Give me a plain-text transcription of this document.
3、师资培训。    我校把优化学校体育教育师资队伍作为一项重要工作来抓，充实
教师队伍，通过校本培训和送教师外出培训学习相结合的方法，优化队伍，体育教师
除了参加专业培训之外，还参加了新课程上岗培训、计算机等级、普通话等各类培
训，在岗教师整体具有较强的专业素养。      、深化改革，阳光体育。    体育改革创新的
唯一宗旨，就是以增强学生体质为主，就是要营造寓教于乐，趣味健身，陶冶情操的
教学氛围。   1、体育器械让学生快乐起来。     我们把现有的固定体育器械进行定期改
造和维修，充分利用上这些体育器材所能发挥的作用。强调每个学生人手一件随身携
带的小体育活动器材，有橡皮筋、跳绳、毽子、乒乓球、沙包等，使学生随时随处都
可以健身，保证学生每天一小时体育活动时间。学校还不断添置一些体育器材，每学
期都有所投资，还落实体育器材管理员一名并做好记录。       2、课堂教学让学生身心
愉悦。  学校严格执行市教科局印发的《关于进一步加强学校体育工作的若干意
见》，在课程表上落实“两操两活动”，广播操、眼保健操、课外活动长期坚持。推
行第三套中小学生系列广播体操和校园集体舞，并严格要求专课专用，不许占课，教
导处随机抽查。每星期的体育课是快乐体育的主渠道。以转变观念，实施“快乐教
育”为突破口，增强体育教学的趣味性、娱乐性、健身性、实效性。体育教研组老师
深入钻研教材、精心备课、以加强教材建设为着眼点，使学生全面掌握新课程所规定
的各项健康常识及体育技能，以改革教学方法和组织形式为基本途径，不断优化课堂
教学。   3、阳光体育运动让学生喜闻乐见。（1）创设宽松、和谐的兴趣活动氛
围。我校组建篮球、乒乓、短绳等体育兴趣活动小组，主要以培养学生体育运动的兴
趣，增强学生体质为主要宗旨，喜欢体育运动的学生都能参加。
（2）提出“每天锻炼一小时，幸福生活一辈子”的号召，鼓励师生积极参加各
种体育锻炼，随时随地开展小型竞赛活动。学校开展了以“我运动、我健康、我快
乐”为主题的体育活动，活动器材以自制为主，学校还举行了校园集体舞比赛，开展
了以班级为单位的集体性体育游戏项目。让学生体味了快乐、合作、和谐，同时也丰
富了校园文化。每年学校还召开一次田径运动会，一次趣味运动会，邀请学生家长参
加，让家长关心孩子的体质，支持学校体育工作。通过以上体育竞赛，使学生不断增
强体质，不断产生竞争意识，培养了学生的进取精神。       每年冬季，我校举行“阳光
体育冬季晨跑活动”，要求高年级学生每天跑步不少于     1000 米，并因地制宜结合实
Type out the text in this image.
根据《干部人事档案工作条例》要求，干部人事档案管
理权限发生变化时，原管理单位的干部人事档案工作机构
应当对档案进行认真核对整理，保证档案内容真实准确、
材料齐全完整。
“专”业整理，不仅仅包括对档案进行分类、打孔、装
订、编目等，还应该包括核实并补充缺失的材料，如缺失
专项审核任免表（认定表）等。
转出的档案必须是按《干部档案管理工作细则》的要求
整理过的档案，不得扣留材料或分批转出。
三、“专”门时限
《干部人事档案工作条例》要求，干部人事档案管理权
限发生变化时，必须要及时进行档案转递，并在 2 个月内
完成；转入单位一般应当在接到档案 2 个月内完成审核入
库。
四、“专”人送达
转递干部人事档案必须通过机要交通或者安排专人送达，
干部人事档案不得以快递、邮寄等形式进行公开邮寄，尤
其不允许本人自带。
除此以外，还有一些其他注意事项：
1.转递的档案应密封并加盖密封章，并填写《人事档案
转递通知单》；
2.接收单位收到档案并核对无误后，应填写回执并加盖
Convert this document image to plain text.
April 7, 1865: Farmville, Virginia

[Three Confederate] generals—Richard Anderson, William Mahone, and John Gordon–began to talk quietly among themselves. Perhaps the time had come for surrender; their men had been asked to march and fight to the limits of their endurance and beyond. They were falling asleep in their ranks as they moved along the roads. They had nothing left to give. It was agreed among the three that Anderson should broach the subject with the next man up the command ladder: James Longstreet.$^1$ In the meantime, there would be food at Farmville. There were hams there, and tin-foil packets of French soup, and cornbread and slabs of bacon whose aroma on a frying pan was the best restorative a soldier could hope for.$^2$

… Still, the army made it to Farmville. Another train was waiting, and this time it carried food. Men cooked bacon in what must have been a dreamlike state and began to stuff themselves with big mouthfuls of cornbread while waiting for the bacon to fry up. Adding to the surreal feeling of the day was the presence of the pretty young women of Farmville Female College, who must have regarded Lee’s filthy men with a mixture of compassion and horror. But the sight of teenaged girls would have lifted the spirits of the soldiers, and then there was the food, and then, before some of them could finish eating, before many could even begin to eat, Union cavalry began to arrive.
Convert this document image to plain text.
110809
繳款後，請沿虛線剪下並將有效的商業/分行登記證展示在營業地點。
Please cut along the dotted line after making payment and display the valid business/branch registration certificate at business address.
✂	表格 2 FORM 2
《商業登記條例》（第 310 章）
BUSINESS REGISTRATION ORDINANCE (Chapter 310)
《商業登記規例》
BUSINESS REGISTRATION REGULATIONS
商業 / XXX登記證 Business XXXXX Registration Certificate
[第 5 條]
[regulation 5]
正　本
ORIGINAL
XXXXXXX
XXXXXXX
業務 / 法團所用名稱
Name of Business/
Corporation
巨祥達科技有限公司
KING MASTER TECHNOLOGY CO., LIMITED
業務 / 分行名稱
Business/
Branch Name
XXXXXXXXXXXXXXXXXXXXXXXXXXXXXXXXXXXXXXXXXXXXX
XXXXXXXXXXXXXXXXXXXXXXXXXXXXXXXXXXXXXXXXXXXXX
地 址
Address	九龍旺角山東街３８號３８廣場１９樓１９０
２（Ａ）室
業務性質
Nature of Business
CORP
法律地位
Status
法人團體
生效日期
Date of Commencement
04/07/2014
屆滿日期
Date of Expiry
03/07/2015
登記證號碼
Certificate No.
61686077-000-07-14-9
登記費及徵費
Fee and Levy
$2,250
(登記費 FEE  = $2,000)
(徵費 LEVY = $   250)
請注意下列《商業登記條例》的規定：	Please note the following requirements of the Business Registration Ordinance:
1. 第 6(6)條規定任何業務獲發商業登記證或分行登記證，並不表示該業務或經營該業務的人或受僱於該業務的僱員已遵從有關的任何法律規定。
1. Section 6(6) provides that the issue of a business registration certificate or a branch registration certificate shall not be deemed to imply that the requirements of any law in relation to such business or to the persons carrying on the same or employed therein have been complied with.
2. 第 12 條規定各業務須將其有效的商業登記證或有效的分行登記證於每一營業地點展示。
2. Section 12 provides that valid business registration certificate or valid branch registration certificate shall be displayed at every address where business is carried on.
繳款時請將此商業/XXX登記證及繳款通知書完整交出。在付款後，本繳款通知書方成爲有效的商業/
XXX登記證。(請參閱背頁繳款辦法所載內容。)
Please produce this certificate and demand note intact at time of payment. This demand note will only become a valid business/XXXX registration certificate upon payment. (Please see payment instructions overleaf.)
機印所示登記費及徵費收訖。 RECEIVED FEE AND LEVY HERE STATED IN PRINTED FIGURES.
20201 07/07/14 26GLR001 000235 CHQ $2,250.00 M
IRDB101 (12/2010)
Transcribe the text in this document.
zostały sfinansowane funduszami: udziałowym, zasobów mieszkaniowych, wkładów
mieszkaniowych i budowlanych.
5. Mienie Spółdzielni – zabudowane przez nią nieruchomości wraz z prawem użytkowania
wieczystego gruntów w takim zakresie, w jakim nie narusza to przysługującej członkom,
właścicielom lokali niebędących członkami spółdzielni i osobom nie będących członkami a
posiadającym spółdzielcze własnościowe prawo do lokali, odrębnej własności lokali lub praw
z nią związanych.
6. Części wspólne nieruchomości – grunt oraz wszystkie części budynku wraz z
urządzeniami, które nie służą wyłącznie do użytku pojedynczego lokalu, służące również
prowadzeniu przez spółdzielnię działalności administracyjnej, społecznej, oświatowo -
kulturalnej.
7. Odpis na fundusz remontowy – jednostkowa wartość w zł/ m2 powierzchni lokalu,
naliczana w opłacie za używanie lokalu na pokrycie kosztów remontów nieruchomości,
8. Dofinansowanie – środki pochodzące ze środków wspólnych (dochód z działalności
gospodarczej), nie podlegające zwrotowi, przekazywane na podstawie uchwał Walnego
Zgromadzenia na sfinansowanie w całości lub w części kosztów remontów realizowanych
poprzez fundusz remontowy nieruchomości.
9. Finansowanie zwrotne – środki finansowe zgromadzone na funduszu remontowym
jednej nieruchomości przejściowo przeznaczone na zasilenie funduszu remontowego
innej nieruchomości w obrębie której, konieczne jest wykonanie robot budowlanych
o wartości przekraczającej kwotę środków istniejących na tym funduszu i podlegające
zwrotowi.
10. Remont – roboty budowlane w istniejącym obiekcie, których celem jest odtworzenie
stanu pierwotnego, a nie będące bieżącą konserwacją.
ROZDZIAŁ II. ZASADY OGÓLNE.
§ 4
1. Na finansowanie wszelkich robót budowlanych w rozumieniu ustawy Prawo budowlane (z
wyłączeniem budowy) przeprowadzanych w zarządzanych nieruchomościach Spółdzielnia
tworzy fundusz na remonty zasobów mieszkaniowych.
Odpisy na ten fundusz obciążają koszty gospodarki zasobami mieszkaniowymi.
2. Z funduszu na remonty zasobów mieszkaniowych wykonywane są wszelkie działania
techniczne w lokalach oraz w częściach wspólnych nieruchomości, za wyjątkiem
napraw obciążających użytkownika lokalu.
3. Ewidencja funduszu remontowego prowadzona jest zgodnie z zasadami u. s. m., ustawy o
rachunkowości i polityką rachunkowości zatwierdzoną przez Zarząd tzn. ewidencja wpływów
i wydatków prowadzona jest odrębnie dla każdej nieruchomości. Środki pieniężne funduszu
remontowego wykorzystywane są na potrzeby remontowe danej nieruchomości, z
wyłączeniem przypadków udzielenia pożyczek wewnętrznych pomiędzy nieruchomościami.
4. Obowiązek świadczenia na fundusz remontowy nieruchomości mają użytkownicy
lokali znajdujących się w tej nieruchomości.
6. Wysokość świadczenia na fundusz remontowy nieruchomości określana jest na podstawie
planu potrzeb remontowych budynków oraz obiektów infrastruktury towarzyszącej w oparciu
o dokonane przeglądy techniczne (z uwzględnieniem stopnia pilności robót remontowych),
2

▶ _EXERCISE INSTRUCTIONS_
Take each line containing the string "kosztów" and copy it out.

▶ _COMPLETE OUTPUT_
naliczana w opłacie za używanie lokalu na pokrycie kosztów remontów nieruchomości,
Zgromadzenia na sfinansowanie w całości lub w części kosztów remontów realizowanych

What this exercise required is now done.